AIM OF THE EXERCISE:
The complete listing should be restated exactly.

AVAILABLE RECORDS:
────────────────────
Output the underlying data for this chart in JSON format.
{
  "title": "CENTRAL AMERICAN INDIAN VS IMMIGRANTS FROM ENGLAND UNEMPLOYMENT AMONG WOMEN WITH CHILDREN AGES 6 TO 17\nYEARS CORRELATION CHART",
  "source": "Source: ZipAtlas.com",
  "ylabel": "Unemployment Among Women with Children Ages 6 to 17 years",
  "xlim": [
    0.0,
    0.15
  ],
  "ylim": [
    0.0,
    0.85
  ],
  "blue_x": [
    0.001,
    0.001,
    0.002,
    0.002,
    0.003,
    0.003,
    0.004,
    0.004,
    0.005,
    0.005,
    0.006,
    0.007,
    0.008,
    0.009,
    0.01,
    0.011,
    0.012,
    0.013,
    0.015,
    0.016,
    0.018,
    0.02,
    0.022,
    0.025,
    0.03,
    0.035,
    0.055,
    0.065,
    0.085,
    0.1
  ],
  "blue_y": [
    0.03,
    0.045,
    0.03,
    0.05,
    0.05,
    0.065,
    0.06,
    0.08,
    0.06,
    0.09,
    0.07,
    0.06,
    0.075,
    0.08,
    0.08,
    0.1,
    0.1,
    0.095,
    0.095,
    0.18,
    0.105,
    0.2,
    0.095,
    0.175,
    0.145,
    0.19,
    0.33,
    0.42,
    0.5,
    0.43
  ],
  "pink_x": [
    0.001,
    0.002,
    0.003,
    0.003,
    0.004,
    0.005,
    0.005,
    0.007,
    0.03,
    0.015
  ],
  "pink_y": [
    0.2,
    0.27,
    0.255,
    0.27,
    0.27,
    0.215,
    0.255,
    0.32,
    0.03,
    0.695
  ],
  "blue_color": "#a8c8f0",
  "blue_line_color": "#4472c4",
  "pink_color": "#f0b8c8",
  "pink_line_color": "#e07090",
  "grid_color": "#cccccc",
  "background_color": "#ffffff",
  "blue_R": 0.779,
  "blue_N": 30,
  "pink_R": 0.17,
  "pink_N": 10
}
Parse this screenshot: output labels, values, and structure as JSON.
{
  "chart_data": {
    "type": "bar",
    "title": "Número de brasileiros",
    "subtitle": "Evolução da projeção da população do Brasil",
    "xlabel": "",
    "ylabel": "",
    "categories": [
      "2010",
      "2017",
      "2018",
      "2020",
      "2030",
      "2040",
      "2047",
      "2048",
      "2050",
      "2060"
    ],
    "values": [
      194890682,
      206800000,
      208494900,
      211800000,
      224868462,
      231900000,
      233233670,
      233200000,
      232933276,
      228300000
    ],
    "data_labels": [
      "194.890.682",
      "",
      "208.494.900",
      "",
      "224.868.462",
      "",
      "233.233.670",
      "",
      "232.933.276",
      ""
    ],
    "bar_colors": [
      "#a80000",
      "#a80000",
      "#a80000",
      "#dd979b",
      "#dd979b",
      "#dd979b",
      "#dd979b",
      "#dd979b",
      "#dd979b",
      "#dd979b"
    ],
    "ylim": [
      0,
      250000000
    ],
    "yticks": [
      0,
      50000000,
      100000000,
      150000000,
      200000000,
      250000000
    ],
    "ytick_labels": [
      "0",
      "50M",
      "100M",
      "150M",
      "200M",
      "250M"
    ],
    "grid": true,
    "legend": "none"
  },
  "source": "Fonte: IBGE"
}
────────────────────
CORRECT ANSWER:
Output the underlying data for this chart in JSON format.
{
  "title": "CENTRAL AMERICAN INDIAN VS IMMIGRANTS FROM ENGLAND UNEMPLOYMENT AMONG WOMEN WITH CHILDREN AGES 6 TO 17\nYEARS CORRELATION CHART",
  "source": "Source: ZipAtlas.com",
  "ylabel": "Unemployment Among Women with Children Ages 6 to 17 years",
  "xlim": [
    0.0,
    0.15
  ],
  "ylim": [
    0.0,
    0.85
  ],
  "blue_x": [
    0.001,
    0.001,
    0.002,
    0.002,
    0.003,
    0.003,
    0.004,
    0.004,
    0.005,
    0.005,
    0.006,
    0.007,
    0.008,
    0.009,
    0.01,
    0.011,
    0.012,
    0.013,
    0.015,
    0.016,
    0.018,
    0.02,
    0.022,
    0.025,
    0.03,
    0.035,
    0.055,
    0.065,
    0.085,
    0.1
  ],
  "blue_y": [
    0.03,
    0.045,
    0.03,
    0.05,
    0.05,
    0.065,
    0.06,
    0.08,
    0.06,
    0.09,
    0.07,
    0.06,
    0.075,
    0.08,
    0.08,
    0.1,
    0.1,
    0.095,
    0.095,
    0.18,
    0.105,
    0.2,
    0.095,
    0.175,
    0.145,
    0.19,
    0.33,
    0.42,
    0.5,
    0.43
  ],
  "pink_x": [
    0.001,
    0.002,
    0.003,
    0.003,
    0.004,
    0.005,
    0.005,
    0.007,
    0.03,
    0.015
  ],
  "pink_y": [
    0.2,
    0.27,
    0.255,
    0.27,
    0.27,
    0.215,
    0.255,
    0.32,
    0.03,
    0.695
  ],
  "blue_color": "#a8c8f0",
  "blue_line_color": "#4472c4",
  "pink_color": "#f0b8c8",
  "pink_line_color": "#e07090",
  "grid_color": "#cccccc",
  "background_color": "#ffffff",
  "blue_R": 0.779,
  "blue_N": 30,
  "pink_R": 0.17,
  "pink_N": 10
}
Parse this screenshot: output labels, values, and structure as JSON.
{
  "chart_data": {
    "type": "bar",
    "title": "Número de brasileiros",
    "subtitle": "Evolução da projeção da população do Brasil",
    "xlabel": "",
    "ylabel": "",
    "categories": [
      "2010",
      "2017",
      "2018",
      "2020",
      "2030",
      "2040",
      "2047",
      "2048",
      "2050",
      "2060"
    ],
    "values": [
      194890682,
      206800000,
      208494900,
      211800000,
      224868462,
      231900000,
      233233670,
      233200000,
      232933276,
      228300000
    ],
    "data_labels": [
      "194.890.682",
      "",
      "208.494.900",
      "",
      "224.868.462",
      "",
      "233.233.670",
      "",
      "232.933.276",
      ""
    ],
    "bar_colors": [
      "#a80000",
      "#a80000",
      "#a80000",
      "#dd979b",
      "#dd979b",
      "#dd979b",
      "#dd979b",
      "#dd979b",
      "#dd979b",
      "#dd979b"
    ],
    "ylim": [
      0,
      250000000
    ],
    "yticks": [
      0,
      50000000,
      100000000,
      150000000,
      200000000,
      250000000
    ],
    "ytick_labels": [
      "0",
      "50M",
      "100M",
      "150M",
      "200M",
      "250M"
    ],
    "grid": true,
    "legend": "none"
  },
  "source": "Fonte: IBGE"
}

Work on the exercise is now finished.